• **Your task**:
Keep to the lines between the one holding "Output a JSON" and the one holding "What's the underlying", inclusive, and write them out exactly.

• **Extracted information**:
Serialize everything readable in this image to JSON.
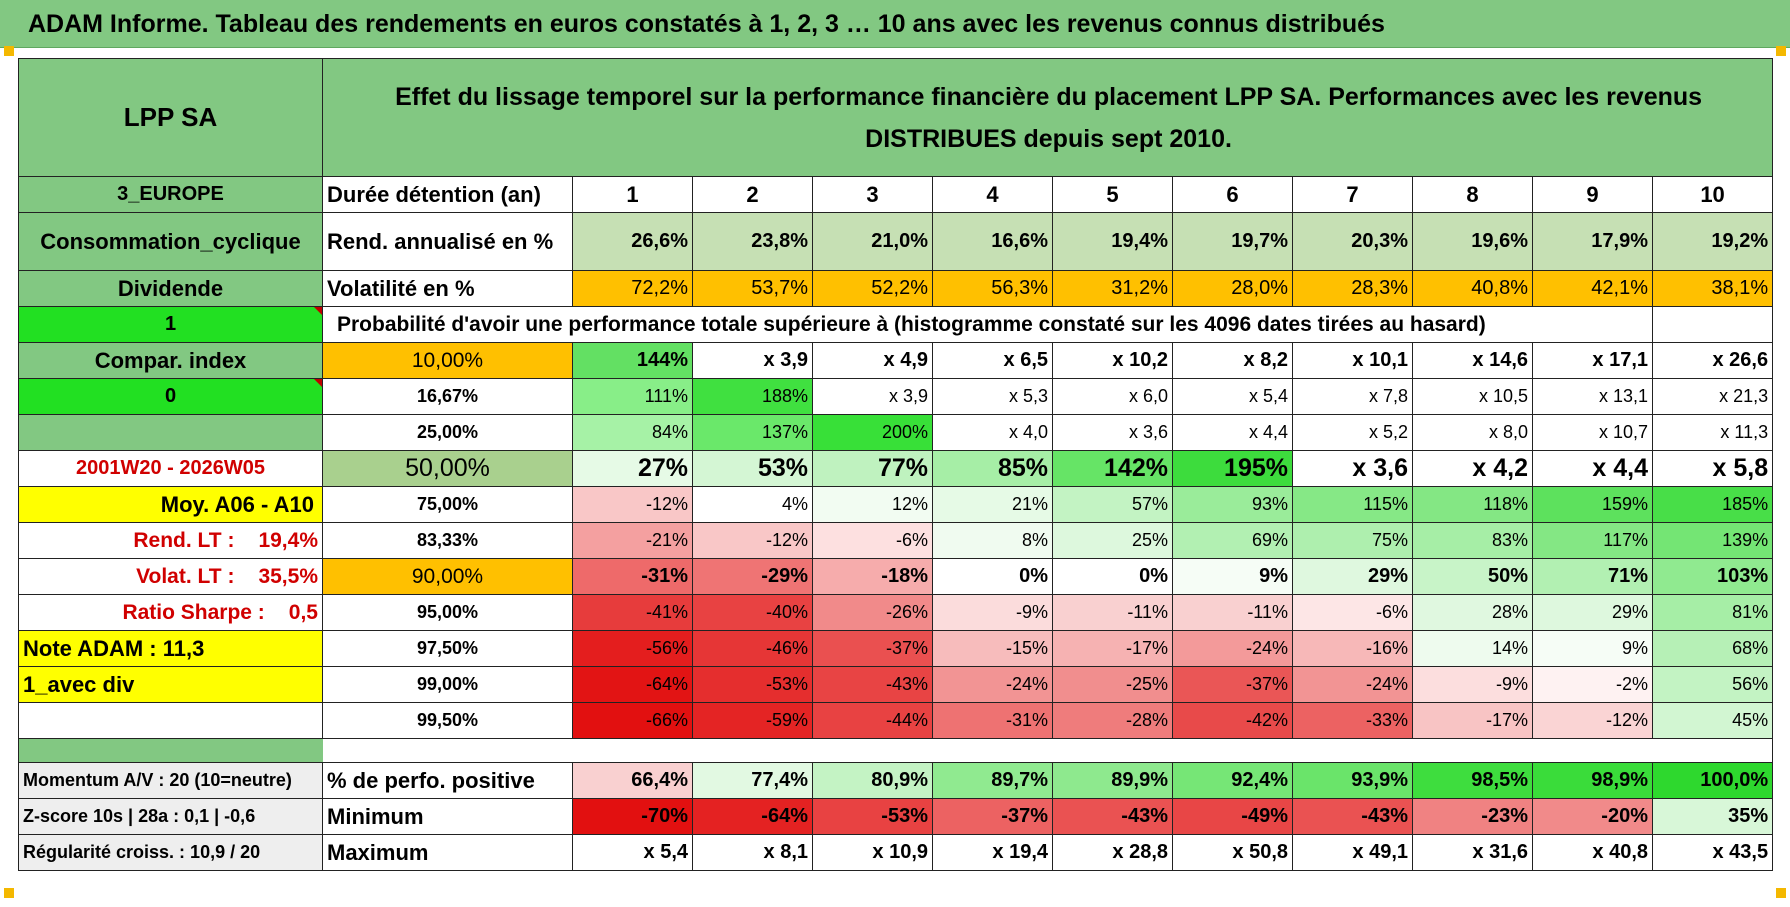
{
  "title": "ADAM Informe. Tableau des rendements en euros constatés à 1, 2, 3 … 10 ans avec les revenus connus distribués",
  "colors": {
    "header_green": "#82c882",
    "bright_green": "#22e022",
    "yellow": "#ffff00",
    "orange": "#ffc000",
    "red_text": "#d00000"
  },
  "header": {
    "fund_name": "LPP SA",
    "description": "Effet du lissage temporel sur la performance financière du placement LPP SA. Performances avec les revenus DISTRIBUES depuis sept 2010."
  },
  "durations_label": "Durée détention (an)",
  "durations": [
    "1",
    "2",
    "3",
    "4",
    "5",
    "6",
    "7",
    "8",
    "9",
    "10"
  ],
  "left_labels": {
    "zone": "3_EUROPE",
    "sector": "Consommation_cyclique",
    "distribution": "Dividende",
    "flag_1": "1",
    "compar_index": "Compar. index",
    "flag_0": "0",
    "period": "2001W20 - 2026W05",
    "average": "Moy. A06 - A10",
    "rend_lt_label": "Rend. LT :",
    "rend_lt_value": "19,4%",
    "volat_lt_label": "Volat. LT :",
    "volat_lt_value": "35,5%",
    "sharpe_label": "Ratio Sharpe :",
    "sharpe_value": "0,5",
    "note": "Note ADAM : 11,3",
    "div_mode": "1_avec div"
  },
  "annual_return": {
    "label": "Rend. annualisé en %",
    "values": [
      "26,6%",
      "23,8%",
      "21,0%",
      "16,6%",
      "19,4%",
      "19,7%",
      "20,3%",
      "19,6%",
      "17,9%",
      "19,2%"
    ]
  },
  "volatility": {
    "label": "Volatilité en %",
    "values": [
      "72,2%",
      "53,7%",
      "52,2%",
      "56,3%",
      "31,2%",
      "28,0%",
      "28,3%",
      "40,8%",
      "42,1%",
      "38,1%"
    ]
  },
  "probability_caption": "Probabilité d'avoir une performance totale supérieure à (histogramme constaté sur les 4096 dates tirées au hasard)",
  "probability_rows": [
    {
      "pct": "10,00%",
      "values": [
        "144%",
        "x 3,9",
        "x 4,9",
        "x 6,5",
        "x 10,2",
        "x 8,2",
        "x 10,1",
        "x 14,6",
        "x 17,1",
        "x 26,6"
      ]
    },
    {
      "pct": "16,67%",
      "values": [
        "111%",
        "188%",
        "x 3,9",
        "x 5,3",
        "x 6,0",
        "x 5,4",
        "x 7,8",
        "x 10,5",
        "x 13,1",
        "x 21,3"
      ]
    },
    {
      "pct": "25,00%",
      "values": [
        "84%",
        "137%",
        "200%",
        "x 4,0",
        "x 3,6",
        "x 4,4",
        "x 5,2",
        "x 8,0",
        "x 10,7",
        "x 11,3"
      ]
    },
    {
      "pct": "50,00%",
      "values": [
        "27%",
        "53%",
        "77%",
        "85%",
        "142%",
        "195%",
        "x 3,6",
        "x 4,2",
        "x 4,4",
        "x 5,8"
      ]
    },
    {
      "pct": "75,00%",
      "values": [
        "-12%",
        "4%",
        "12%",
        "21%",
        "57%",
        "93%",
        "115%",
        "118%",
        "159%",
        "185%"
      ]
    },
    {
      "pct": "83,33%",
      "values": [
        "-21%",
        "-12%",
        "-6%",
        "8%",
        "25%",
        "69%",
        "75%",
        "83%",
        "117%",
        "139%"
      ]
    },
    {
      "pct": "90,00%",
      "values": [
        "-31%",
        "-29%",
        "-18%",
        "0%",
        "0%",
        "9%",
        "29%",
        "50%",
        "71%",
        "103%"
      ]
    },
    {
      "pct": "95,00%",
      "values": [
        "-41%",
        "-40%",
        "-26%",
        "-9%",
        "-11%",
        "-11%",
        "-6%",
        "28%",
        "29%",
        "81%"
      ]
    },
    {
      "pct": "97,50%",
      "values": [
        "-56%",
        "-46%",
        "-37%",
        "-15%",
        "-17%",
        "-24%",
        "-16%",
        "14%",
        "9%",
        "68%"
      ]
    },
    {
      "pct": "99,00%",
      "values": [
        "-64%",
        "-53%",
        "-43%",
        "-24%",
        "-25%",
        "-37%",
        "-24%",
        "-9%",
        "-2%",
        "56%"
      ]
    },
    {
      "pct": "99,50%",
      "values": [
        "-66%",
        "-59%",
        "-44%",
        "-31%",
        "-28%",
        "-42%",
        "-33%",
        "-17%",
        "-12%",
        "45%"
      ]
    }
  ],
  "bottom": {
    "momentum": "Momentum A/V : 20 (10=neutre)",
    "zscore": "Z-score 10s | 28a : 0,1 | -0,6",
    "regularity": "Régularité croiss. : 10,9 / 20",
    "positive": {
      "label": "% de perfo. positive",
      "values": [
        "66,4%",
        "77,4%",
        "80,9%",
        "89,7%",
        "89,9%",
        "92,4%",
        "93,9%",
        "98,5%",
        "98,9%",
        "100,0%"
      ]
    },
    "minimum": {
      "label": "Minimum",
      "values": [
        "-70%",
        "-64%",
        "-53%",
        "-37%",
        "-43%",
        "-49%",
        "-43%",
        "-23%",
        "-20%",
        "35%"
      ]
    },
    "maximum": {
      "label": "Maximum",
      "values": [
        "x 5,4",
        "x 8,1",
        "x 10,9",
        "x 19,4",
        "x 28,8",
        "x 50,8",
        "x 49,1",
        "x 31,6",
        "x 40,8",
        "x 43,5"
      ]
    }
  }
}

--

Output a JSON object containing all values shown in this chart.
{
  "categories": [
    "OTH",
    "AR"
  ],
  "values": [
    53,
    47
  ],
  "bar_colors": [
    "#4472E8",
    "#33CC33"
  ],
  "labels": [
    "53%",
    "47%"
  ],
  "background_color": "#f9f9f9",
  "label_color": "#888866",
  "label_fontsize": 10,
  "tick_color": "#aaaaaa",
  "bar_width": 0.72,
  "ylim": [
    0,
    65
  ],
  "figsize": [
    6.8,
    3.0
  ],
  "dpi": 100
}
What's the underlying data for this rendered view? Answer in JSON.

...

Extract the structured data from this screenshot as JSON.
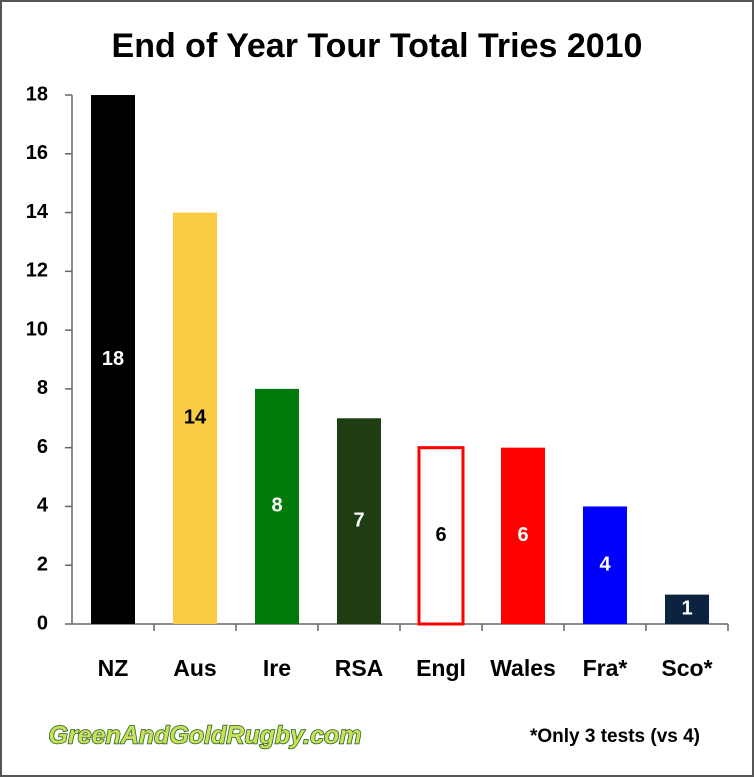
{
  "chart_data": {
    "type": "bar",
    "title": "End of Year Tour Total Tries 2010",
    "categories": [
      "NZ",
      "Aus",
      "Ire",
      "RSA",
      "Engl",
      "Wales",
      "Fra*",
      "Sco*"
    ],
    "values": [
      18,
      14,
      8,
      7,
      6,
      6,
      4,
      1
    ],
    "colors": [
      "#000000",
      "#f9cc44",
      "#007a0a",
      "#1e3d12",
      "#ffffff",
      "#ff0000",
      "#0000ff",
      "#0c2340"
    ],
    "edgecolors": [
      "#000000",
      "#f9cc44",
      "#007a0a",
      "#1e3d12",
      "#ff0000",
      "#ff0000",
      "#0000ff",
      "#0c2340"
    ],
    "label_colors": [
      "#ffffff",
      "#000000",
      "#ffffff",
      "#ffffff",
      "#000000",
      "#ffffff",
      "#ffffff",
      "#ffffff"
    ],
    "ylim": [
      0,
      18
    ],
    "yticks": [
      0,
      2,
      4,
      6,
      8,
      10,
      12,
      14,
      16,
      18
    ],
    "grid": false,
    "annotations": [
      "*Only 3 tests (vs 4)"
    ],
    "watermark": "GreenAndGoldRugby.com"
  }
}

• **The result**:
Output a JSON object containing all values shown in this chart.
{
  "categories": [
    "OTH",
    "AR"
  ],
  "values": [
    53,
    47
  ],
  "bar_colors": [
    "#4472E8",
    "#33CC33"
  ],
  "labels": [
    "53%",
    "47%"
  ],
  "background_color": "#f9f9f9",
  "label_color": "#888866",
  "label_fontsize": 10,
  "tick_color": "#aaaaaa",
  "bar_width": 0.72,
  "ylim": [
    0,
    65
  ],
  "figsize": [
    6.8,
    3.0
  ],
  "dpi": 100
}
What's the underlying data for this rendered view? Answer in JSON.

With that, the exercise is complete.